- Prompt
Report back each line of the records that contains the string "estudio".

--- Dataset entries ---

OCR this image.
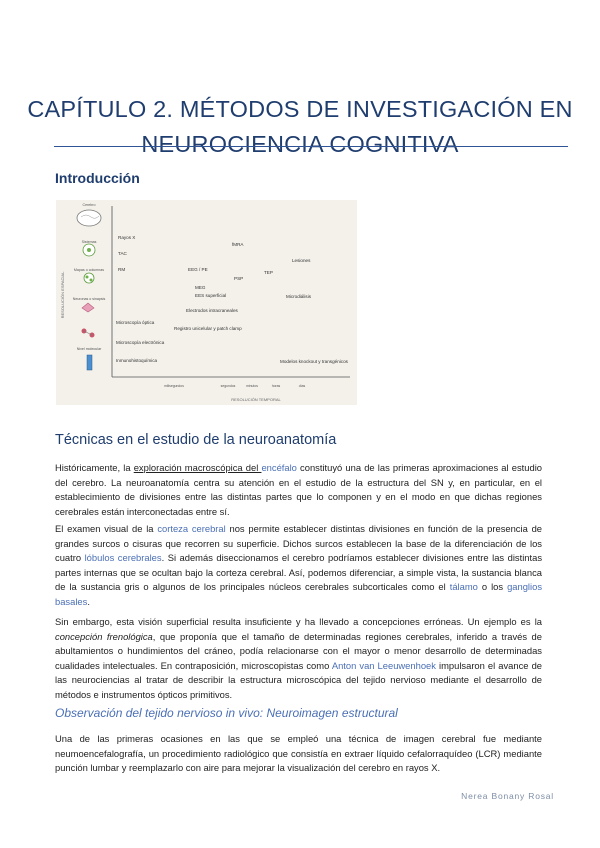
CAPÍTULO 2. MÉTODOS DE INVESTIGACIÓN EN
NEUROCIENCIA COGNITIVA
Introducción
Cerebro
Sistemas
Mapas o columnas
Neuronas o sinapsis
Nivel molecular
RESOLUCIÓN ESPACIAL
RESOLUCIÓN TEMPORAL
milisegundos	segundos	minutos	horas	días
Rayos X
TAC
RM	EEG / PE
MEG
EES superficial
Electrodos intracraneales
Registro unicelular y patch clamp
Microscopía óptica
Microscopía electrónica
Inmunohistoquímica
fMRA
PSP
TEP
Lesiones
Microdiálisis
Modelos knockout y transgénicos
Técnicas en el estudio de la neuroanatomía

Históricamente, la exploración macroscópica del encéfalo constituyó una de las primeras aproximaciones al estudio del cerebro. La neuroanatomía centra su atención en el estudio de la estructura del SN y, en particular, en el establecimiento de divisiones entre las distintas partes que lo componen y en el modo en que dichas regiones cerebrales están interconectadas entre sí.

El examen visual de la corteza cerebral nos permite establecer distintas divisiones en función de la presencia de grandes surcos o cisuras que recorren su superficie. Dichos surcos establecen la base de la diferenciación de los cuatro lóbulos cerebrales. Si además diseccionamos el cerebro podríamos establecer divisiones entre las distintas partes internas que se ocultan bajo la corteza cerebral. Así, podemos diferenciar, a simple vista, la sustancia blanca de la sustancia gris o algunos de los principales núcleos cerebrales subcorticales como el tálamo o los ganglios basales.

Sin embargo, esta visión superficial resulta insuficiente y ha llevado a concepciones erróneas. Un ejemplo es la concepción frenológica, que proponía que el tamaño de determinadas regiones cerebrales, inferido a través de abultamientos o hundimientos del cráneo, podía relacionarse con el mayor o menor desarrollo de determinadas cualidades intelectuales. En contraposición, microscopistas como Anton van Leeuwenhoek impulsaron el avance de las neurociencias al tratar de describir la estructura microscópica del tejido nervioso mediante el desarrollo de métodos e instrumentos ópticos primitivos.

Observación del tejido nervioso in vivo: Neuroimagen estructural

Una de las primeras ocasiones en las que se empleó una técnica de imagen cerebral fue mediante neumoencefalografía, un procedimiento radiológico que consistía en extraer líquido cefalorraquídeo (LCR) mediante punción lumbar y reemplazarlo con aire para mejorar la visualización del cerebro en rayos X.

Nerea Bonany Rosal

---

- Reply
Técnicas en el estudio de la neuroanatomía
Históricamente, la exploración macroscópica del encéfalo constituyó una de las primeras aproximaciones al estudio del cerebro. La neuroanatomía centra su atención en el estudio de la estructura del SN y, en particular, en el establecimiento de divisiones entre las distintas partes que lo componen y en el modo en que dichas regiones cerebrales están interconectadas entre sí.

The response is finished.